WHAT YOU NEED TO DO:
In the data below, find each line containing the string "content" and return it.

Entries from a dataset
** begin **

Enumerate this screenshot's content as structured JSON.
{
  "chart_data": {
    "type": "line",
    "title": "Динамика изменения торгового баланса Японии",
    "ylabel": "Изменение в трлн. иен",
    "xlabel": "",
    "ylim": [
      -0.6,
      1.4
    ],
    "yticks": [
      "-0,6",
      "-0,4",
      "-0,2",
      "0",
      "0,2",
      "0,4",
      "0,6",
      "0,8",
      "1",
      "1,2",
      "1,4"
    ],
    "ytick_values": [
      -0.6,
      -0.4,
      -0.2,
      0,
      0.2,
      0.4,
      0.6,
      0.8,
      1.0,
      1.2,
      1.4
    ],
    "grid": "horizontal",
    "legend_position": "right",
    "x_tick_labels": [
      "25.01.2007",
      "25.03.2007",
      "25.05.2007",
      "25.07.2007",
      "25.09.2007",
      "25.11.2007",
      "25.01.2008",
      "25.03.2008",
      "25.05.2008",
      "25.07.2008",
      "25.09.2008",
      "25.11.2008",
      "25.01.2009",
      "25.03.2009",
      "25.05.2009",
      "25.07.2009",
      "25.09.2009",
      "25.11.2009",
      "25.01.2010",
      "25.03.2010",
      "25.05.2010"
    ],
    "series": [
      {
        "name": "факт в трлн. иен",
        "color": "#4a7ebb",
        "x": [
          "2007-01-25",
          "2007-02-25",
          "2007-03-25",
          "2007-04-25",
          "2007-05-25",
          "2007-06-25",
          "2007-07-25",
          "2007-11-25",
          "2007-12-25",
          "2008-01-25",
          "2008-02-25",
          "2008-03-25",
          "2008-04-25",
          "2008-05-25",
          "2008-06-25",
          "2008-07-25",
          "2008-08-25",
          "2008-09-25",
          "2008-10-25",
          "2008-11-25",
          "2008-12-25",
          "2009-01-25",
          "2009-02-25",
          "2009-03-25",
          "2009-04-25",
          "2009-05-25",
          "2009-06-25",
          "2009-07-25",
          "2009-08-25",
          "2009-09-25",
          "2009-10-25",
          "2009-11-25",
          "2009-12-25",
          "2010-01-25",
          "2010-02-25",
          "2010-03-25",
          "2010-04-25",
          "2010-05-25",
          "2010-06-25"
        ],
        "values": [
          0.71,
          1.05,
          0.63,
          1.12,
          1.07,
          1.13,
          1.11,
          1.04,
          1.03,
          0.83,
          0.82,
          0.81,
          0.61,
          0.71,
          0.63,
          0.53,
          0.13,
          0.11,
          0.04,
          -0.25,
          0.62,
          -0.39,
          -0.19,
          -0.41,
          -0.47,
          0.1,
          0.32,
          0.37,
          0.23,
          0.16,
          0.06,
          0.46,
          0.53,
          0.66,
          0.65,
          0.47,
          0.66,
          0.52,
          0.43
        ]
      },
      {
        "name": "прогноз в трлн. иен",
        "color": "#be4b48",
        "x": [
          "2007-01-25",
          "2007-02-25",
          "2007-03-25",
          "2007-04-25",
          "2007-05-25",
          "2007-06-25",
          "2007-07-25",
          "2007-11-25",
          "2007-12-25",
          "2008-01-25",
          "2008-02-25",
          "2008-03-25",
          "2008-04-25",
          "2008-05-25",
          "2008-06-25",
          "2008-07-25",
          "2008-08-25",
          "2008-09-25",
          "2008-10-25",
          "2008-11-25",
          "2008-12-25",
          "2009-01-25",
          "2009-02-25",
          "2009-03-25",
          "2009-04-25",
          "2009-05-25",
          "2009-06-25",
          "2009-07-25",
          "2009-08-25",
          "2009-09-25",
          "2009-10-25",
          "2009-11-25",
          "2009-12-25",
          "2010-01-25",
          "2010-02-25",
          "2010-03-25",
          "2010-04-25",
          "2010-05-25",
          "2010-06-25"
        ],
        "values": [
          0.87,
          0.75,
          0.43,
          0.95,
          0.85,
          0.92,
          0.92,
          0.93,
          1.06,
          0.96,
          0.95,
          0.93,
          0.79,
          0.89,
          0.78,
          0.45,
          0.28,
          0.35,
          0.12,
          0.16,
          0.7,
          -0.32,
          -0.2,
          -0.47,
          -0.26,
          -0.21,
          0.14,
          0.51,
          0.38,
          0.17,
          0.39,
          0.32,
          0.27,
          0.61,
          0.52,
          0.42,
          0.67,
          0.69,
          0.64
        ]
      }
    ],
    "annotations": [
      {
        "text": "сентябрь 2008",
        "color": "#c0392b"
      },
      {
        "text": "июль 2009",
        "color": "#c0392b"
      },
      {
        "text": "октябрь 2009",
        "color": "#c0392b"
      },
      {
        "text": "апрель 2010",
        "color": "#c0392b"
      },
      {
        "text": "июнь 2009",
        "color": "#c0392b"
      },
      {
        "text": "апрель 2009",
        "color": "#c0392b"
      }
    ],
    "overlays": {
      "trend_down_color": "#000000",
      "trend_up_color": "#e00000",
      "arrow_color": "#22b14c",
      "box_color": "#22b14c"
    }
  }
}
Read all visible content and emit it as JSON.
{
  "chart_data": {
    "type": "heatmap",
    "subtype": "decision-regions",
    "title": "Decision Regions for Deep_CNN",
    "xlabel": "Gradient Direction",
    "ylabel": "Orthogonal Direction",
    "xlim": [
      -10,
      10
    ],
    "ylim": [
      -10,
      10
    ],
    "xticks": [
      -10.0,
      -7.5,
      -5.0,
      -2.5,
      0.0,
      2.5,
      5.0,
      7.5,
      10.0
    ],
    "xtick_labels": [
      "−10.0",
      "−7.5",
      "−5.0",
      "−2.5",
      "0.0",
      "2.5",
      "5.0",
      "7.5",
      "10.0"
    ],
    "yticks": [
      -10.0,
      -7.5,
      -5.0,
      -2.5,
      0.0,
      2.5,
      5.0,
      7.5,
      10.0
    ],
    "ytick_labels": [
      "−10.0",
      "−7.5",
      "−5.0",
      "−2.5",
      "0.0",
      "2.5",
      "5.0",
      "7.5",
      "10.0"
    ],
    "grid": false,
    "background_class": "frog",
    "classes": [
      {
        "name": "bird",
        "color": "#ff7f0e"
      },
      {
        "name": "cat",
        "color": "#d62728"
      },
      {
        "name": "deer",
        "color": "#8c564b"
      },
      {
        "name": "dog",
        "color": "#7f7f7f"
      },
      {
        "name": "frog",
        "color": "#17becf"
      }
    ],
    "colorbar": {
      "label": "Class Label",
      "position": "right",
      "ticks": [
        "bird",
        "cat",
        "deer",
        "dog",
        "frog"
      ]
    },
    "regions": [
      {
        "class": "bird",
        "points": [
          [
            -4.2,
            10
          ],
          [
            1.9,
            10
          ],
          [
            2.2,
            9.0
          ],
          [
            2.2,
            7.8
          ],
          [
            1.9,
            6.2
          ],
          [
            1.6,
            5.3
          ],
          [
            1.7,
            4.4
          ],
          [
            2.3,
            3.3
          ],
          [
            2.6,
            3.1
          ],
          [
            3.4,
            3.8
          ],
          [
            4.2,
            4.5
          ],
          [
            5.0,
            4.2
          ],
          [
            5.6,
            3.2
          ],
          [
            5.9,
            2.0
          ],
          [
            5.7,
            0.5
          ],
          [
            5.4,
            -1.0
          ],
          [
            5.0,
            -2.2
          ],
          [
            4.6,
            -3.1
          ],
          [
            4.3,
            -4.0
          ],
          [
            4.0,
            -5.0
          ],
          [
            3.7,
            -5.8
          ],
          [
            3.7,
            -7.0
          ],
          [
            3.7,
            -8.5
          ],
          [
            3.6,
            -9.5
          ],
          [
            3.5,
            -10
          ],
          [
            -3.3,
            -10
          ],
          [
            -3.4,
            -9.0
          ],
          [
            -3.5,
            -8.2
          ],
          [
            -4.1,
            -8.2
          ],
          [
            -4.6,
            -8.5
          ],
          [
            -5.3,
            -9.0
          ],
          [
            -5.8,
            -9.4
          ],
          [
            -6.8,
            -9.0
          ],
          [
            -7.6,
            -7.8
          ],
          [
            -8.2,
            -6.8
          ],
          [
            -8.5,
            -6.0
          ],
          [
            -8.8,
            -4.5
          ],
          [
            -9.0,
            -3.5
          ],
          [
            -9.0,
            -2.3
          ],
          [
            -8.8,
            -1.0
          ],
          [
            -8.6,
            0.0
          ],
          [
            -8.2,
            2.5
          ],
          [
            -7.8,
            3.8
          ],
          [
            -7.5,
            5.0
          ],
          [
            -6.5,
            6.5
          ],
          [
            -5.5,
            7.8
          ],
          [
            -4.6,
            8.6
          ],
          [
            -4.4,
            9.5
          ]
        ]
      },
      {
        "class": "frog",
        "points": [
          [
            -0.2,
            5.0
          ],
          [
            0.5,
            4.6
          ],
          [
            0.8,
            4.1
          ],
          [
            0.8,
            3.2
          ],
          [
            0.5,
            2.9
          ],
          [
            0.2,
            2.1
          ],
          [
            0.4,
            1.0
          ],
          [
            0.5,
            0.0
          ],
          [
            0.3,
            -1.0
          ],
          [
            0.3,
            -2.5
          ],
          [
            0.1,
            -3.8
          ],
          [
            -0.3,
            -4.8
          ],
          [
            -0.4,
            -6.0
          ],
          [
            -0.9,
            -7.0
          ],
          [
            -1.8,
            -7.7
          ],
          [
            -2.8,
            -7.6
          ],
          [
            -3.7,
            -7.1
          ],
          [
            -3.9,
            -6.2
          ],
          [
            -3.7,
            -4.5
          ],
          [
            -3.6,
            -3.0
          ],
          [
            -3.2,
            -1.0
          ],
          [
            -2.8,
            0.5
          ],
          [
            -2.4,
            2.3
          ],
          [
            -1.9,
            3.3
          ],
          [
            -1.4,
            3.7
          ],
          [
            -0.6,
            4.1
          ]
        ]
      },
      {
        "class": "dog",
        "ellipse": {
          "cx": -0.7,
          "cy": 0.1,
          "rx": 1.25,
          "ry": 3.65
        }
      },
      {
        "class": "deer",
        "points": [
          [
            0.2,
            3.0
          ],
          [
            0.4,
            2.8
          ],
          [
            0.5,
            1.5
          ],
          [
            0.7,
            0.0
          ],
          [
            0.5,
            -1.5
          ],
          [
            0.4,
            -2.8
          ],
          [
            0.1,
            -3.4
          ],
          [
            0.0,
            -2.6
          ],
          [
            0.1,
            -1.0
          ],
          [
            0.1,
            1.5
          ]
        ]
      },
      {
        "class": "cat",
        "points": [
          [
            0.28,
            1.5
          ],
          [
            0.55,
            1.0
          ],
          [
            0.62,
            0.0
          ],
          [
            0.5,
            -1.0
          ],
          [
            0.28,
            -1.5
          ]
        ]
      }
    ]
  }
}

** end **

ANSWER FOR THIS EXERCISE:
Enumerate this screenshot's content as structured JSON.
Read all visible content and emit it as JSON.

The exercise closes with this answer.